## Exercise
Determine the number of lines that contain the word "увеличения", then state that number and nothing more.

## Entries shown
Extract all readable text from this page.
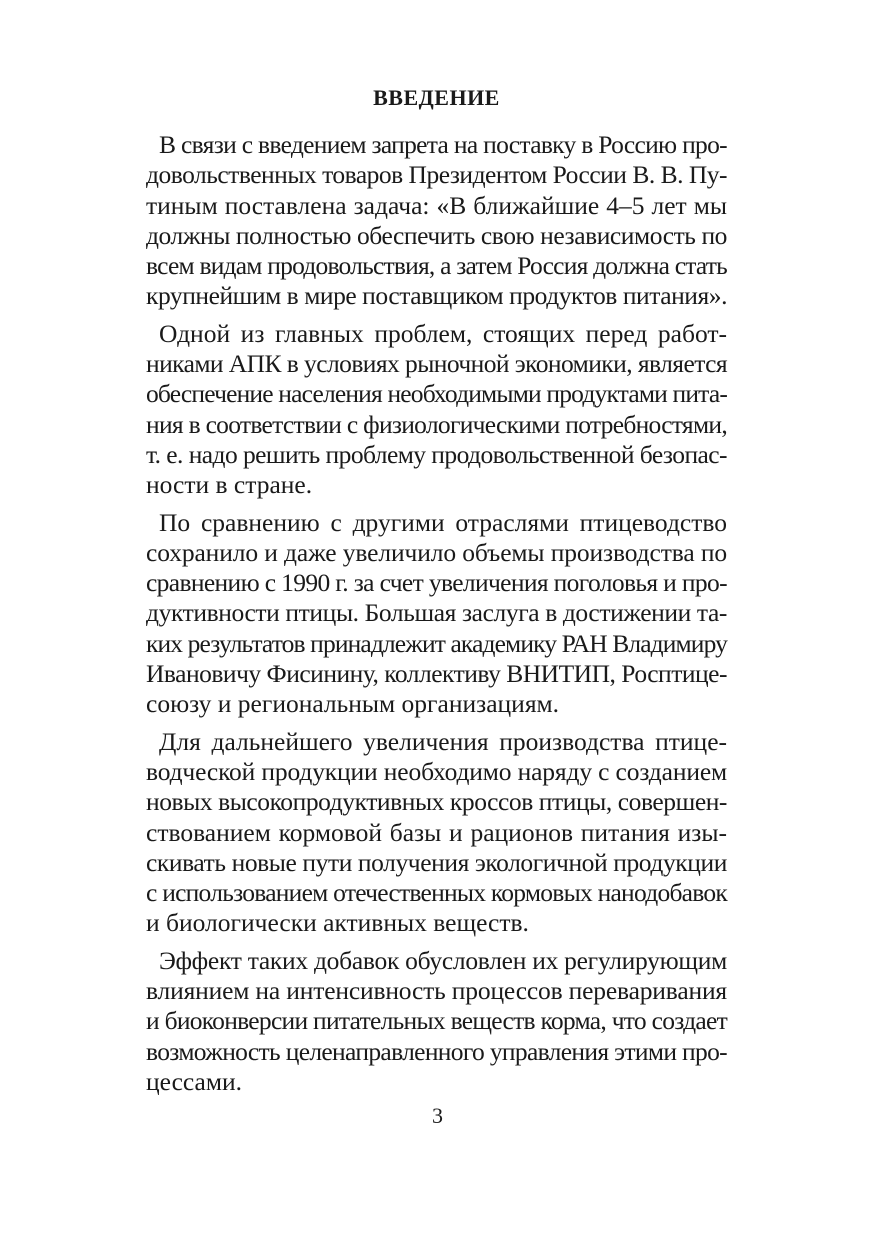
ВВЕДЕНИЕ

В связи с введением запрета на поставку в Россию про-
довольственных товаров Президентом России В. В. Пу-
тиным поставлена задача: «В ближайшие 4–5 лет мы
должны полностью обеспечить свою независимость по
всем видам продовольствия, а затем Россия должна стать
крупнейшим в мире поставщиком продуктов питания».

Одной из главных проблем, стоящих перед работ-
никами АПК в условиях рыночной экономики, является
обеспечение населения необходимыми продуктами пита-
ния в соответствии с физиологическими потребностями,
т. е. надо решить проблему продовольственной безопас-
ности в стране.

По сравнению с другими отраслями птицеводство
сохранило и даже увеличило объемы производства по
сравнению с 1990 г. за счет увеличения поголовья и про-
дуктивности птицы. Большая заслуга в достижении та-
ких результатов принадлежит академику РАН Владимиру
Ивановичу Фисинину, коллективу ВНИТИП, Росптице-
союзу и региональным организациям.

Для дальнейшего увеличения производства птице-
водческой продукции необходимо наряду с созданием
новых высокопродуктивных кроссов птицы, совершен-
ствованием кормовой базы и рационов питания изы-
скивать новые пути получения экологичной продукции
с использованием отечественных кормовых нанодобавок
и биологически активных веществ.

Эффект таких добавок обусловлен их регулирующим
влиянием на интенсивность процессов переваривания
и биоконверсии питательных веществ корма, что создает
возможность целенаправленного управления этими про-
цессами.

3
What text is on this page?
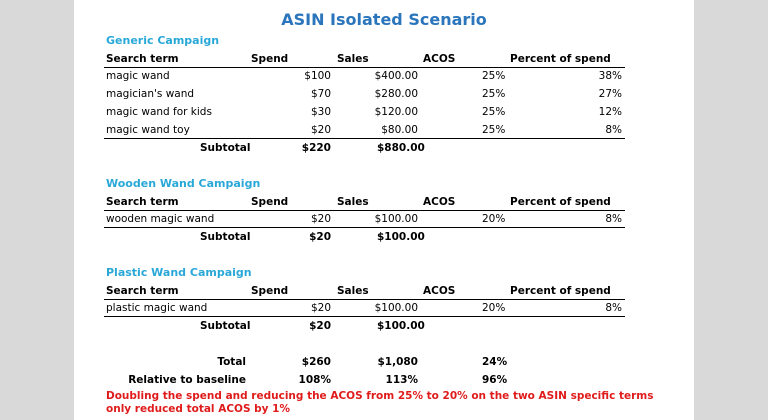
ASIN Isolated Scenario
Generic Campaign
Search term	Spend	Sales	ACOS	Percent of spend
magic wand	$100	$400.00	25%	38%
magician's wand	$70	$280.00	25%	27%
magic wand for kids	$30	$120.00	25%	12%
magic wand toy	$20	$80.00	25%	8%
Subtotal	$220	$880.00
Wooden Wand Campaign
Search term	Spend	Sales	ACOS	Percent of spend
wooden magic wand	$20	$100.00	20%	8%
Subtotal	$20	$100.00
Plastic Wand Campaign
Search term	Spend	Sales	ACOS	Percent of spend
plastic magic wand	$20	$100.00	20%	8%
Subtotal	$20	$100.00
Total	$260	$1,080	24%
Relative to baseline	108%	113%	96%
Doubling the spend and reducing the ACOS from 25% to 20% on the two ASIN specific terms only reduced total ACOS by 1%
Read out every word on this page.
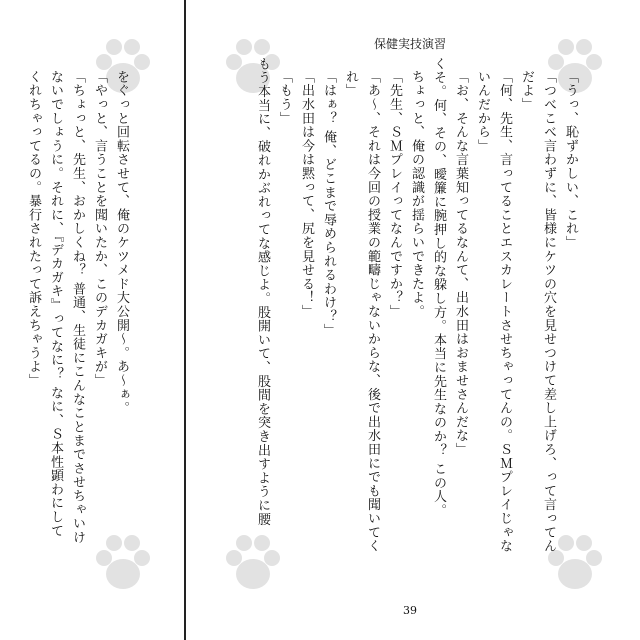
保健実技演習
39
「うっ、恥ずかしい、これ」
「つべこべ言わずに、皆様にケツの穴を見せつけて差し上げろ、って言ってん
だよ」
「何、先生、言ってることエスカレートさせちゃってんの。ＳＭプレイじゃな
いんだから」
「お、そんな言葉知ってるなんて、出水田はおませさんだな」
くそ。何、その、曖簾に腕押し的な躱し方。本当に先生なのか？ この人。
ちょっと、俺の認識が揺らいできたよ。
「先生、ＳＭプレイってなんですか？」
「あ～、それは今回の授業の範疇じゃないからな、後で出水田にでも聞いてく
れ」
「はぁ？ 俺、どこまで辱められるわけ？」
「出水田は今は黙って、尻を見せる！」
「もう」
もう本当に、破れかぶれってな感じよ。股開いて、股間を突き出すように腰
をぐっと回転させて、俺のケツメド大公開～。あ～ぁ。
「やっと、言うことを聞いたか、このデカガキが」
「ちょっと、先生、おかしくね？ 普通、生徒にこんなことまでさせちゃいけ
ないでしょうに。それに、『デカガキ』ってなに？ なに、Ｓ本性顕わにして
くれちゃってるの。暴行されたって訴えちゃうよ」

## Correct answer
2